Stored items from a collection:

-.-.-

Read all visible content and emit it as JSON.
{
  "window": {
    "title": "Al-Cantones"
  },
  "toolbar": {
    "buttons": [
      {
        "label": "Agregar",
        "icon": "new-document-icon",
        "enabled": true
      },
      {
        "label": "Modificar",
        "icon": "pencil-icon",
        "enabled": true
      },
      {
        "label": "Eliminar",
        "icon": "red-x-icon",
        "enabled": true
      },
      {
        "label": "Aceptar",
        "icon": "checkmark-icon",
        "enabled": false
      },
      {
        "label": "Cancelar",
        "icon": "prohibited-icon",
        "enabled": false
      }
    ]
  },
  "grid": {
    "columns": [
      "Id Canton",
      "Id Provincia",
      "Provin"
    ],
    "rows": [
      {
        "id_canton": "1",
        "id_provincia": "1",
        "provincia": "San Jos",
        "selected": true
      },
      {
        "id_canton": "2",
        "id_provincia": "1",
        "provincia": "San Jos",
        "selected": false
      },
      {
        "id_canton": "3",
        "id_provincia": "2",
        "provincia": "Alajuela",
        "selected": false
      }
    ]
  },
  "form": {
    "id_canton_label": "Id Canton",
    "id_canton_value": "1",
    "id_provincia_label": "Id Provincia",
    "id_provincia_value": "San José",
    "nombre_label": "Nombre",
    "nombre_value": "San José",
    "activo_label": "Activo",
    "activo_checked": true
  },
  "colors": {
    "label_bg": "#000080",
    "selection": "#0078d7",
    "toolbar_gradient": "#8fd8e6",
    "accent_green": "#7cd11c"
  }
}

-.-.-

§ **Task to complete**
All records above must be set down exactly, please.

§ **Finished exercise**
Read all visible content and emit it as JSON.
{
  "window": {
    "title": "Al-Cantones"
  },
  "toolbar": {
    "buttons": [
      {
        "label": "Agregar",
        "icon": "new-document-icon",
        "enabled": true
      },
      {
        "label": "Modificar",
        "icon": "pencil-icon",
        "enabled": true
      },
      {
        "label": "Eliminar",
        "icon": "red-x-icon",
        "enabled": true
      },
      {
        "label": "Aceptar",
        "icon": "checkmark-icon",
        "enabled": false
      },
      {
        "label": "Cancelar",
        "icon": "prohibited-icon",
        "enabled": false
      }
    ]
  },
  "grid": {
    "columns": [
      "Id Canton",
      "Id Provincia",
      "Provin"
    ],
    "rows": [
      {
        "id_canton": "1",
        "id_provincia": "1",
        "provincia": "San Jos",
        "selected": true
      },
      {
        "id_canton": "2",
        "id_provincia": "1",
        "provincia": "San Jos",
        "selected": false
      },
      {
        "id_canton": "3",
        "id_provincia": "2",
        "provincia": "Alajuela",
        "selected": false
      }
    ]
  },
  "form": {
    "id_canton_label": "Id Canton",
    "id_canton_value": "1",
    "id_provincia_label": "Id Provincia",
    "id_provincia_value": "San José",
    "nombre_label": "Nombre",
    "nombre_value": "San José",
    "activo_label": "Activo",
    "activo_checked": true
  },
  "colors": {
    "label_bg": "#000080",
    "selection": "#0078d7",
    "toolbar_gradient": "#8fd8e6",
    "accent_green": "#7cd11c"
  }
}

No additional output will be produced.